### Records for processing
* begin *
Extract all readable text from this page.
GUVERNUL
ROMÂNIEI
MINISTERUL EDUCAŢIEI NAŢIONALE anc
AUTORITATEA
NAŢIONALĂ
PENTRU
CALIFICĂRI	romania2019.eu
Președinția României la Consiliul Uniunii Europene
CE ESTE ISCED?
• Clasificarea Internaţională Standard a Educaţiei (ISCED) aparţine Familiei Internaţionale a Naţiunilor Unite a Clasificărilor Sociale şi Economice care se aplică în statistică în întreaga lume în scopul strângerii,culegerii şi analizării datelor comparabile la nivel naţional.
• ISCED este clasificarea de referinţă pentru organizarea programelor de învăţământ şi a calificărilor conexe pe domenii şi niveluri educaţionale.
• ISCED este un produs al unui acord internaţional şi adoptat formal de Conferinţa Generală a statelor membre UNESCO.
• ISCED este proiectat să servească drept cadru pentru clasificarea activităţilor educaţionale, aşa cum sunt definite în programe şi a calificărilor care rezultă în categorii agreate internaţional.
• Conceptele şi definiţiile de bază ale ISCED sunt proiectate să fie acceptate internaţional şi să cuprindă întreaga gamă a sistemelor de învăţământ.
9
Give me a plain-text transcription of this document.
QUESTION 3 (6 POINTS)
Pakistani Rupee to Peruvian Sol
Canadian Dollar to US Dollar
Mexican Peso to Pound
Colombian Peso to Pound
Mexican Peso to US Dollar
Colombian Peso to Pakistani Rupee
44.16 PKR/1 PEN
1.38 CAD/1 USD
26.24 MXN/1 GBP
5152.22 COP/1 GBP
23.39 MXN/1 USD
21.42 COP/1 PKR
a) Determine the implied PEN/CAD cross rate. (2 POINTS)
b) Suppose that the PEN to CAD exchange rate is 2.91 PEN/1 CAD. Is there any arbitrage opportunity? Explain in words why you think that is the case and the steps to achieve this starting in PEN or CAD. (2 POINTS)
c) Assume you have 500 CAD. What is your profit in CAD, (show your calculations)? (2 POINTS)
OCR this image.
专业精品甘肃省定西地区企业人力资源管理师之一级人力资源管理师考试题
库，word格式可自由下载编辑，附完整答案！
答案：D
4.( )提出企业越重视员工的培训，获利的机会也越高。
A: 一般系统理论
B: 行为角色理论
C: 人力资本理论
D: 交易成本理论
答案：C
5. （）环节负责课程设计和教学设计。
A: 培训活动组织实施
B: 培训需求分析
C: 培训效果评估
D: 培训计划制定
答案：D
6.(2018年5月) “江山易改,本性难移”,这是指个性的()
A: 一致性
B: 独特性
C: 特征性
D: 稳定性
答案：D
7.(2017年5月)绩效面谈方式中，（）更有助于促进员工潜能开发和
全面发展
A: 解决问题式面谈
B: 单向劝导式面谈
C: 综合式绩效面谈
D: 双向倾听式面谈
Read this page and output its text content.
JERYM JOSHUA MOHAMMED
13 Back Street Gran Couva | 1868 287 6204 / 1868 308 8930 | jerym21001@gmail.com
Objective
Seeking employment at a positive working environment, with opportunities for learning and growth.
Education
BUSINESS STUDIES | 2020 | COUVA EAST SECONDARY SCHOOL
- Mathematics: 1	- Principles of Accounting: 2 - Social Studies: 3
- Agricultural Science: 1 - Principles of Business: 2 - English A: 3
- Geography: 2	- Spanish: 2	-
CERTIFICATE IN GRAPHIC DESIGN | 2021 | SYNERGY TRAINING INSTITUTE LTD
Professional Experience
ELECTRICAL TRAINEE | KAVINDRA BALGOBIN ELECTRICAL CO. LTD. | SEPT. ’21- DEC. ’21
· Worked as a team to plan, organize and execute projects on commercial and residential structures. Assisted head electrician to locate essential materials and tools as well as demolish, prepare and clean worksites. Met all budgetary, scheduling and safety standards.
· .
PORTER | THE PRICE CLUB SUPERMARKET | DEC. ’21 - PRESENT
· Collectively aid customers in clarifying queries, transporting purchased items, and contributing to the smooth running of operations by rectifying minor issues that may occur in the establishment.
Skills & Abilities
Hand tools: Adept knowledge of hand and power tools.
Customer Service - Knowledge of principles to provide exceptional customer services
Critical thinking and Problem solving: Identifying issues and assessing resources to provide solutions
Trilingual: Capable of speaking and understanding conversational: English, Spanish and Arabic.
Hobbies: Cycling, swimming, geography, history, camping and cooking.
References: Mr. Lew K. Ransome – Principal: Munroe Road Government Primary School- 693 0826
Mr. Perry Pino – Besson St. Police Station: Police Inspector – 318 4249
* end *
### Exercise objective
In the entries above, find the lines containing the word "Rupee" and say how many there are, with no other words.

### Exercise output
2